◆ **EXERCISE DIRECTIONS**
Copy all lines of the listing that include the string "quia".

◆ **MATERIAL FOR THIS TASK**
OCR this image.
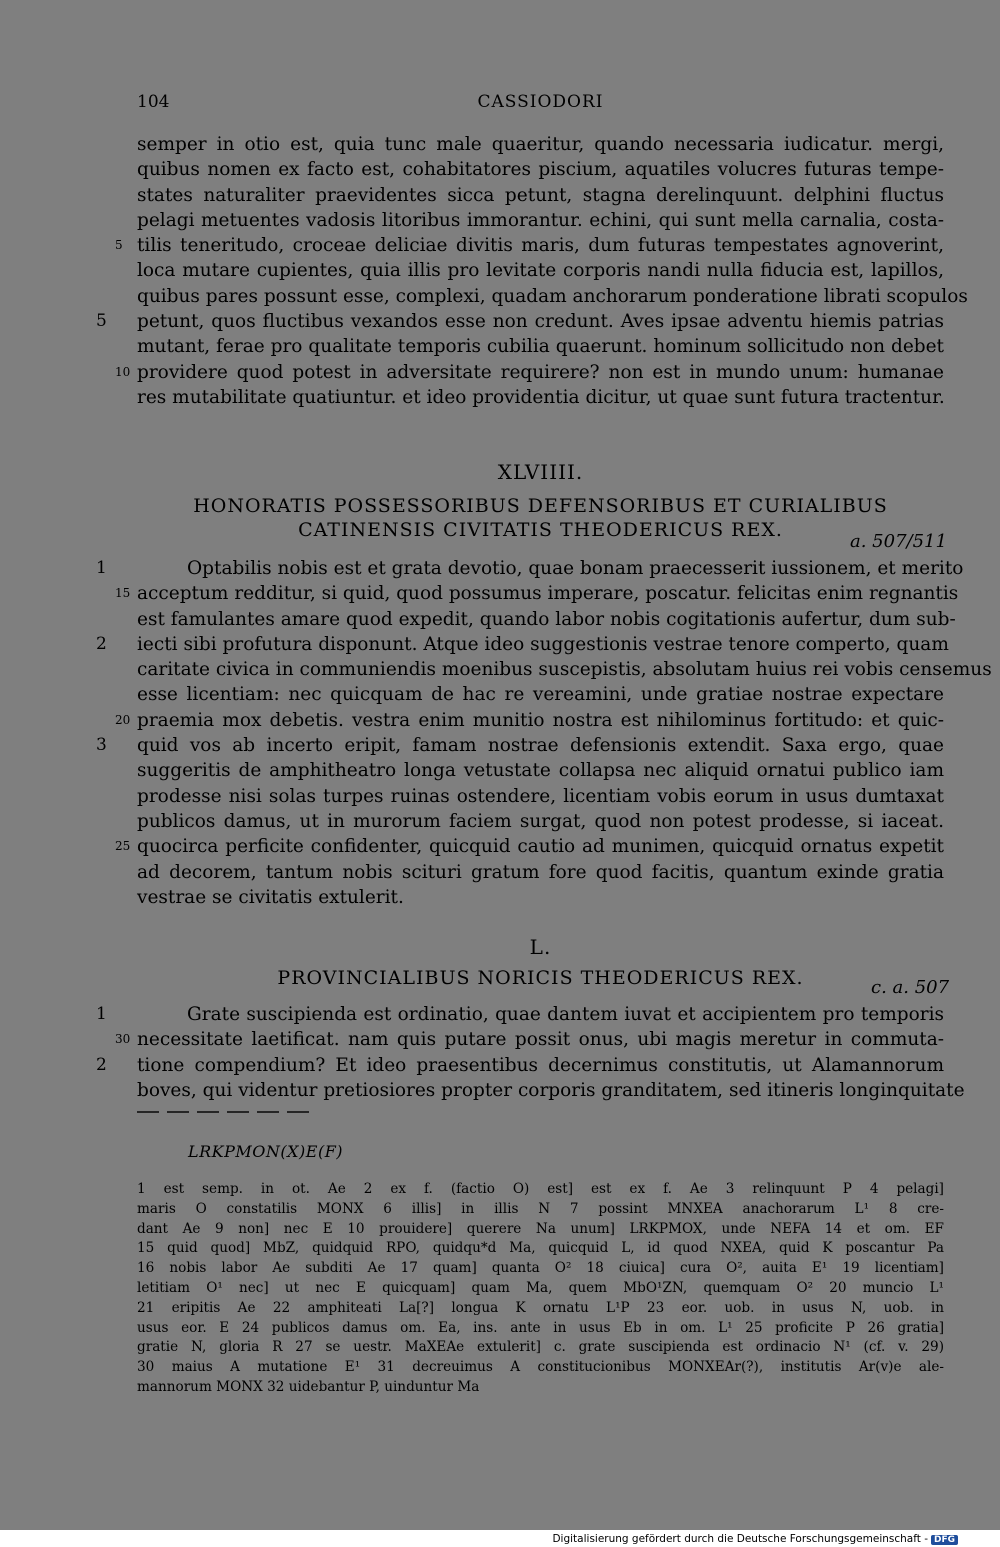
104	CASSIODORI
semper in otio est, quia tunc male quaeritur, quando necessaria iudicatur. mergi,
quibus nomen ex facto est, cohabitatores piscium, aquatiles volucres futuras tempe-
states naturaliter praevidentes sicca petunt, stagna derelinquunt. delphini fluctus
pelagi metuentes vadosis litoribus immorantur. echini, qui sunt mella carnalia, costa-
tilis teneritudo, croceae deliciae divitis maris, dum futuras tempestates agnoverint,
5
loca mutare cupientes, quia illis pro levitate corporis nandi nulla fiducia est, lapillos,
quibus pares possunt esse, complexi, quadam anchorarum ponderatione librati scopulos
petunt, quos fluctibus vexandos esse non credunt. Aves ipsae adventu hiemis patrias
5
mutant, ferae pro qualitate temporis cubilia quaerunt. hominum sollicitudo non debet
providere quod potest in adversitate requirere? non est in mundo unum: humanae
10
res mutabilitate quatiuntur. et ideo providentia dicitur, ut quae sunt futura tractentur.
XLVIIII.
HONORATIS POSSESSORIBUS DEFENSORIBUS ET CURIALIBUS
CATINENSIS CIVITATIS THEODERICUS REX.
a. 507/511
Optabilis nobis est et grata devotio, quae bonam praecesserit iussionem, et merito
1
acceptum redditur, si quid, quod possumus imperare, poscatur. felicitas enim regnantis
15
est famulantes amare quod expedit, quando labor nobis cogitationis aufertur, dum sub-
iecti sibi profutura disponunt. Atque ideo suggestionis vestrae tenore comperto, quam
2
caritate civica in communiendis moenibus suscepistis, absolutam huius rei vobis censemus
esse licentiam: nec quicquam de hac re vereamini, unde gratiae nostrae expectare
praemia mox debetis. vestra enim munitio nostra est nihilominus fortitudo: et quic-
20
quid vos ab incerto eripit, famam nostrae defensionis extendit. Saxa ergo, quae
3
suggeritis de amphitheatro longa vetustate collapsa nec aliquid ornatui publico iam
prodesse nisi solas turpes ruinas ostendere, licentiam vobis eorum in usus dumtaxat
publicos damus, ut in murorum faciem surgat, quod non potest prodesse, si iaceat.
quocirca perficite confidenter, quicquid cautio ad munimen, quicquid ornatus expetit
25
ad decorem, tantum nobis scituri gratum fore quod facitis, quantum exinde gratia
vestrae se civitatis extulerit.
L.
PROVINCIALIBUS NORICIS THEODERICUS REX.	c. a. 507
Grate suscipienda est ordinatio, quae dantem iuvat et accipientem pro temporis
1
necessitate laetificat. nam quis putare possit onus, ubi magis meretur in commuta-
30
tione compendium? Et ideo praesentibus decernimus constitutis, ut Alamannorum
2
boves, qui videntur pretiosiores propter corporis granditatem, sed itineris longinquitate
LRKPMON(X)E(F)
1 est semp. in ot. Ae 2 ex f. (factio O) est] est ex f. Ae 3 relinquunt P 4 pelagi]
maris O constatilis MONX 6 illis] in illis N 7 possint MNXEA anachorarum L¹ 8 cre-
dant Ae 9 non] nec E 10 prouidere] querere Na unum] LRKPMOX, unde NEFA 14 et om. EF
15 quid quod] MbZ, quidquid RPO, quidqu*d Ma, quicquid L, id quod NXEA, quid K poscantur Pa
16 nobis labor Ae subditi Ae 17 quam] quanta O² 18 ciuica] cura O², auita E¹ 19 licentiam]
letitiam O¹ nec] ut nec E quicquam] quam Ma, quem MbO¹ZN, quemquam O² 20 muncio L¹
21 eripitis Ae 22 amphiteati La[?] longua K ornatu L¹P 23 eor. uob. in usus N, uob. in
usus eor. E 24 publicos damus om. Ea, ins. ante in usus Eb in om. L¹ 25 proficite P 26 gratia]
gratie N, gloria R 27 se uestr. MaXEAe extulerit] c. grate suscipienda est ordinacio N¹ (cf. v. 29)
30 maius A mutatione E¹ 31 decreuimus A constitucionibus MONXEAr(?), institutis Ar(v)e ale-
mannorum MONX 32 uidebantur P, uinduntur Ma
Digitalisierung gefördert durch die Deutsche Forschungsgemeinschaft - DFG
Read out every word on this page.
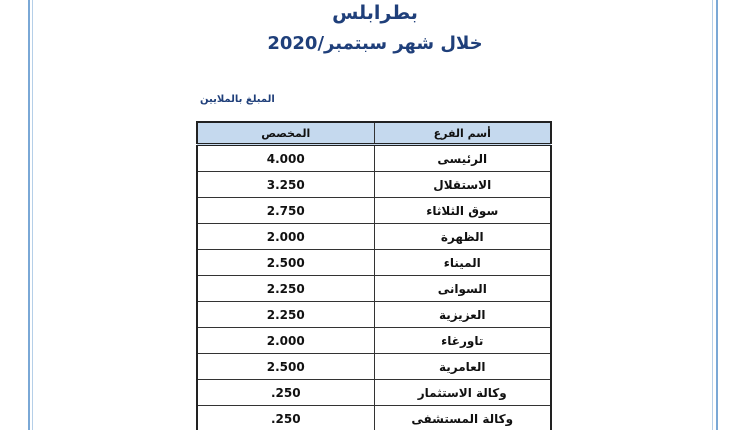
بطرابلس
خلال شهر سبتمبر/2020
المبلغ بالملايين
المخصص	أسم الفرع
4.000	الرئيسى
3.250	الاستقلال
2.750	سوق الثلاثاء
2.000	الظهرة
2.500	الميناء
2.250	السوانى
2.250	العزيزية
2.000	تاورغاء
2.500	العامرية
.250	وكالة الاستثمار
.250	وكالة المستشفى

◆ **RESPONSE TO THIS EXERCISE**
semper in otio est, quia tunc male quaeritur, quando necessaria iudicatur. mergi,
loca mutare cupientes, quia illis pro levitate corporis nandi nulla fiducia est, lapillos,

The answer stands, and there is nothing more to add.